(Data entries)
***

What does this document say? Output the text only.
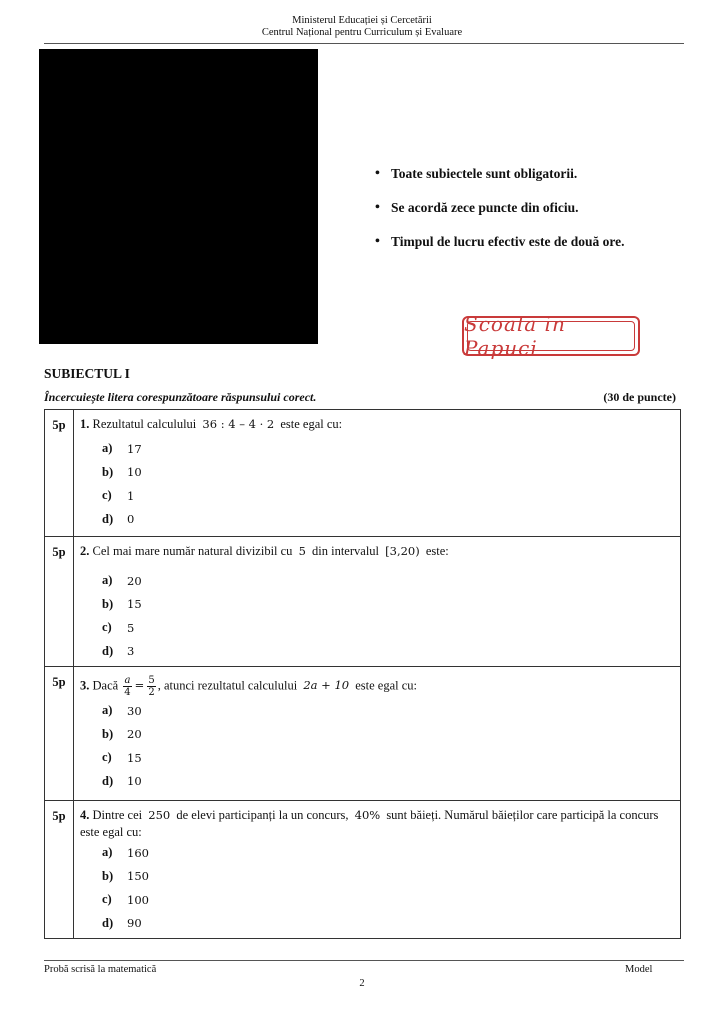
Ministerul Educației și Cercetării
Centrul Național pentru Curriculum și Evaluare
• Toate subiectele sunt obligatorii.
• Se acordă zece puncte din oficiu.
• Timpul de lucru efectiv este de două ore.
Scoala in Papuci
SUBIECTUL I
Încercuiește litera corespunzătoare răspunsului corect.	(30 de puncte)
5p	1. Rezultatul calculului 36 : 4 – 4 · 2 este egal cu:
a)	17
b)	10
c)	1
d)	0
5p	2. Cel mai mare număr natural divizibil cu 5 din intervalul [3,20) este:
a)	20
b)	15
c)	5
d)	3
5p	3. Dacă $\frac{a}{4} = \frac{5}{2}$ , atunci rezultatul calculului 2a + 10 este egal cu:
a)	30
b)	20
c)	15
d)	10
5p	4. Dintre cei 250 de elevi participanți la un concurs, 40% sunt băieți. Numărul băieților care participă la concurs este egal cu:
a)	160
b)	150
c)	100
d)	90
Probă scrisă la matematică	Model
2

***

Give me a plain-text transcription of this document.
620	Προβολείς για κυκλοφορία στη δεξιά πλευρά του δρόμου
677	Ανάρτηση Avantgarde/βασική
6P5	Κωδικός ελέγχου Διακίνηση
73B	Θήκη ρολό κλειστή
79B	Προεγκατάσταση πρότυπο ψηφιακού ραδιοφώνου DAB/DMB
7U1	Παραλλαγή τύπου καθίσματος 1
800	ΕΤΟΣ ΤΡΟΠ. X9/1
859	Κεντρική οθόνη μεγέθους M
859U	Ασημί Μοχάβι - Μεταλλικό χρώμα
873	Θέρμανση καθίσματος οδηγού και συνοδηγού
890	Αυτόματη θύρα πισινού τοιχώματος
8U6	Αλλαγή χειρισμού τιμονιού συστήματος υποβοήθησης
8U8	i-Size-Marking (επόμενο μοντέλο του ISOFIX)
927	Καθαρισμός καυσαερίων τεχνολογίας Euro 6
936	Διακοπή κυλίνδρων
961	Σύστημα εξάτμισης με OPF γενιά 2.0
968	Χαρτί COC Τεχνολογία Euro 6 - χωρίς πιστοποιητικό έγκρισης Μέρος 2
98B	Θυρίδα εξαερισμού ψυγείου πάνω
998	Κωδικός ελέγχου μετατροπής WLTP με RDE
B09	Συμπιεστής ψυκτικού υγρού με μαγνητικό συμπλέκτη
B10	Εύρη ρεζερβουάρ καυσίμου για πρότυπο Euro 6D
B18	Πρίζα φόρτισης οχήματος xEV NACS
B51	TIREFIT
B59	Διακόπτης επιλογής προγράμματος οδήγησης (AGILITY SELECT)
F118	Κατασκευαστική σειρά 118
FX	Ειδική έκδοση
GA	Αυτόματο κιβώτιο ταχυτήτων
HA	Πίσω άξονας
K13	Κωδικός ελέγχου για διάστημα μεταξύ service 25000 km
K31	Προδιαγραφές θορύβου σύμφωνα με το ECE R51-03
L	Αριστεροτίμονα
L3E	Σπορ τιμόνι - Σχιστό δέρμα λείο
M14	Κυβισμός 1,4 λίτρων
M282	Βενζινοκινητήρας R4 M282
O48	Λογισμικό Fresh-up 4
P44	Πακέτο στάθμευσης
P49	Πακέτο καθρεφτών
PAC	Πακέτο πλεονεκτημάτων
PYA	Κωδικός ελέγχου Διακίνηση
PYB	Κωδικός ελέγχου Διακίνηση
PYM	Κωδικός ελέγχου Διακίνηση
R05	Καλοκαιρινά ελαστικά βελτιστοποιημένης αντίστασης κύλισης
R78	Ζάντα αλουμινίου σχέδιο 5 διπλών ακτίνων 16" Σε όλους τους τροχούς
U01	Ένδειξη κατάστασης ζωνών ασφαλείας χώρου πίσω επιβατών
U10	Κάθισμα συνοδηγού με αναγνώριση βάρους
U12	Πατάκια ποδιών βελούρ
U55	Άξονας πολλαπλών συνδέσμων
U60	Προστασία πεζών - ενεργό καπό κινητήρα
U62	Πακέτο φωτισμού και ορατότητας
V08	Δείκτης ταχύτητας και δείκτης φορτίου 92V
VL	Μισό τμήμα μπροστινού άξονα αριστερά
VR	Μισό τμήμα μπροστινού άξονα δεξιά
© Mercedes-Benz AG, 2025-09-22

***

■ TASK STATEMENT
Among the lines of the material, find those that hold the word "Διακίνηση" and copy them.

■ REPLY
6P5	Κωδικός ελέγχου Διακίνηση
PYA	Κωδικός ελέγχου Διακίνηση
PYB	Κωδικός ελέγχου Διακίνηση
PYM	Κωδικός ελέγχου Διακίνηση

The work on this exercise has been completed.